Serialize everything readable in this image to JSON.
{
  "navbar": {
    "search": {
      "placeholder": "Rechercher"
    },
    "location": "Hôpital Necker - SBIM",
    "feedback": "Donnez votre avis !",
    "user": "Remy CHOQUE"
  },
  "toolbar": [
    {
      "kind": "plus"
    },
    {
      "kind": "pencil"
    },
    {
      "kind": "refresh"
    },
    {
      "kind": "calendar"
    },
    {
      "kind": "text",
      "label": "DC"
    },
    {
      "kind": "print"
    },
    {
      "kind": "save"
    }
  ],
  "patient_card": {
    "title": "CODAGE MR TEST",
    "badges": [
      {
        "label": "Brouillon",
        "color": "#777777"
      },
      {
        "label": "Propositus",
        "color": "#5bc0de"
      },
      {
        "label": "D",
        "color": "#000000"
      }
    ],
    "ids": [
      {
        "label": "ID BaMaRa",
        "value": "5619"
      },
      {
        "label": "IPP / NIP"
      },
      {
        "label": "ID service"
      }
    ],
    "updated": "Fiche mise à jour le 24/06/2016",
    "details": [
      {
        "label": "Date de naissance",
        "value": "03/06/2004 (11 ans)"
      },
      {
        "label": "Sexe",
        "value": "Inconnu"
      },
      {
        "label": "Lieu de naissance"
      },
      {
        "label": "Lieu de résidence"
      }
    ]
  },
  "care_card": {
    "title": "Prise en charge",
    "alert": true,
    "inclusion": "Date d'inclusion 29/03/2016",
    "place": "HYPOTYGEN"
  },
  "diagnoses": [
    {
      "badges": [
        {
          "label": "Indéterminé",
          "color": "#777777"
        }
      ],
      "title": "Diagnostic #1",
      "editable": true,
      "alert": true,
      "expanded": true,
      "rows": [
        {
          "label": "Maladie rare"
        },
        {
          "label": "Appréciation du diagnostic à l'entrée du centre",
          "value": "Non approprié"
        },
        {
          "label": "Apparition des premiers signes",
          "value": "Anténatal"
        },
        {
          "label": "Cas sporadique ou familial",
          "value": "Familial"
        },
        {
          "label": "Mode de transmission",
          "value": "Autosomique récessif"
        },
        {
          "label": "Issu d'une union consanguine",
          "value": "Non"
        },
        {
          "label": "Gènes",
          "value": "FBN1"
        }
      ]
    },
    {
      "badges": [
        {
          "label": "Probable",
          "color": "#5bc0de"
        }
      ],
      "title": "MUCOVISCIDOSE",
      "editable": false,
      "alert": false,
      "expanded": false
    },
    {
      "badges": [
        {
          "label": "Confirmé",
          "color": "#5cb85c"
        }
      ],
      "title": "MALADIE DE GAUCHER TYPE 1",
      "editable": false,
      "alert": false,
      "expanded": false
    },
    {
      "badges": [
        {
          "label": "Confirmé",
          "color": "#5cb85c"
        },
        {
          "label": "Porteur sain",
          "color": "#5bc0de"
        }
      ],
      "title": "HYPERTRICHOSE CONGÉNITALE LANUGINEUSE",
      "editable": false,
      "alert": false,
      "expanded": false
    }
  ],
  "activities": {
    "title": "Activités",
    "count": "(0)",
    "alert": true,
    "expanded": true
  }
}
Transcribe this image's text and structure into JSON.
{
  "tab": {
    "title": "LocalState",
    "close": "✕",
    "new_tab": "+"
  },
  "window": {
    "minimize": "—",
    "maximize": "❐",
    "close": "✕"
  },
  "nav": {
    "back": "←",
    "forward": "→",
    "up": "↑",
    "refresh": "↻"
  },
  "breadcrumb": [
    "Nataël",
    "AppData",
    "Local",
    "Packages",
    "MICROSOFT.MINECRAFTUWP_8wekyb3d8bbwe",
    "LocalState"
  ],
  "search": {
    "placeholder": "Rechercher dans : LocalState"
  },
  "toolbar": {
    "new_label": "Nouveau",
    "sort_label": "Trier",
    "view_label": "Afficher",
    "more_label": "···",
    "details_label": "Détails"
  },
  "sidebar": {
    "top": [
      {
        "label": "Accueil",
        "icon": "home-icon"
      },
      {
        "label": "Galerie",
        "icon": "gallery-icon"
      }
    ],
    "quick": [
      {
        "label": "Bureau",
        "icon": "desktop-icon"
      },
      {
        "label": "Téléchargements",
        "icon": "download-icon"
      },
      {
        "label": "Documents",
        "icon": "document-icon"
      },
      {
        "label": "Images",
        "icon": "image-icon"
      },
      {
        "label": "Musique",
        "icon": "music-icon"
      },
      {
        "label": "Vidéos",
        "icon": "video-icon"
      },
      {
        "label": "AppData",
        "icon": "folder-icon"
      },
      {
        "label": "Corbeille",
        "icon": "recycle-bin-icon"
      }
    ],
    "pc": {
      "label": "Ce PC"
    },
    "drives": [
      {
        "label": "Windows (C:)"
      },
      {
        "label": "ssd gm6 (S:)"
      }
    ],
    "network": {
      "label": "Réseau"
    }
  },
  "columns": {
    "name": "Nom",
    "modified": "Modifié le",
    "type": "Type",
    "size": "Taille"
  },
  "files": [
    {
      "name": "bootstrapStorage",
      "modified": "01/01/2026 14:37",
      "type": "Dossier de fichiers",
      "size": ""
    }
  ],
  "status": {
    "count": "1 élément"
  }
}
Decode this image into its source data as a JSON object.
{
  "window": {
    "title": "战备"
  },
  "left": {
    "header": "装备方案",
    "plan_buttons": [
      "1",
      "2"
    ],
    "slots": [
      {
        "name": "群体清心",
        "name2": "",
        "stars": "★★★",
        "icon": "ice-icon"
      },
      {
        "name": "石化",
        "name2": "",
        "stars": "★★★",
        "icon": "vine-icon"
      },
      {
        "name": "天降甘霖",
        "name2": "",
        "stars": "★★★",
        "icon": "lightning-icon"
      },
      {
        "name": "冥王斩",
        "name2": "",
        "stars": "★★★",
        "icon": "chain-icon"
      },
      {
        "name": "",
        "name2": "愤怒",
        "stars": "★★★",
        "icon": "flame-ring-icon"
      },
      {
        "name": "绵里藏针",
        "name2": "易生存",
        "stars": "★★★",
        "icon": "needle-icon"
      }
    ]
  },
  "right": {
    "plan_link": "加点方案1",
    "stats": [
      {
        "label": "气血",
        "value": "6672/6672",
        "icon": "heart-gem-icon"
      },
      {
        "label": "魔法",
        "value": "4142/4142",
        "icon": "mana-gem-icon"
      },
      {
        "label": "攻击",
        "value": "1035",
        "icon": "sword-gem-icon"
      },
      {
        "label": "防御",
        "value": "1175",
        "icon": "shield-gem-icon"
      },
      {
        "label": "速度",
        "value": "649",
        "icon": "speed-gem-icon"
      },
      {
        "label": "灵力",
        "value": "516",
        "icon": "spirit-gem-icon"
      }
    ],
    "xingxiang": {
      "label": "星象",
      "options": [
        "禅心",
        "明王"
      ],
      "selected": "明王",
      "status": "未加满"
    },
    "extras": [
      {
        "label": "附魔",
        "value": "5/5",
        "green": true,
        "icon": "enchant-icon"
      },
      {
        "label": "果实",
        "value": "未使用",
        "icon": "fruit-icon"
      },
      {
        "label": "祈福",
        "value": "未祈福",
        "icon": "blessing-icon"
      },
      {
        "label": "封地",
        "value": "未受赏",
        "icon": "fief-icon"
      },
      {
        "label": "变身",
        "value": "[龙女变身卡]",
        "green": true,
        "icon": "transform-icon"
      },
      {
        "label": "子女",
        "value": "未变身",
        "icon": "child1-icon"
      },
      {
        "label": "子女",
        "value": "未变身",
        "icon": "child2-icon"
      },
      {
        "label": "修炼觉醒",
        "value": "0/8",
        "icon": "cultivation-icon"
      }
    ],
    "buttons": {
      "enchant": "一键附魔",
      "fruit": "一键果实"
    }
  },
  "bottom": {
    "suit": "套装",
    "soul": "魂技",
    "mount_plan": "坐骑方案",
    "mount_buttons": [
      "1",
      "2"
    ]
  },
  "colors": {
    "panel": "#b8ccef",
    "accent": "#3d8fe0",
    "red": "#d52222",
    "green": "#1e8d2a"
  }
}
----
Go through the records and copy each line with "title" in it.

    "title": "CODAGE MR TEST",
    "title": "Prise en charge",
      "title": "Diagnostic #1",
      "title": "MUCOVISCIDOSE",
      "title": "MALADIE DE GAUCHER TYPE 1",
      "title": "HYPERTRICHOSE CONGÉNITALE LANUGINEUSE",
    "title": "Activités",
    "title": "LocalState",
    "title": "战备"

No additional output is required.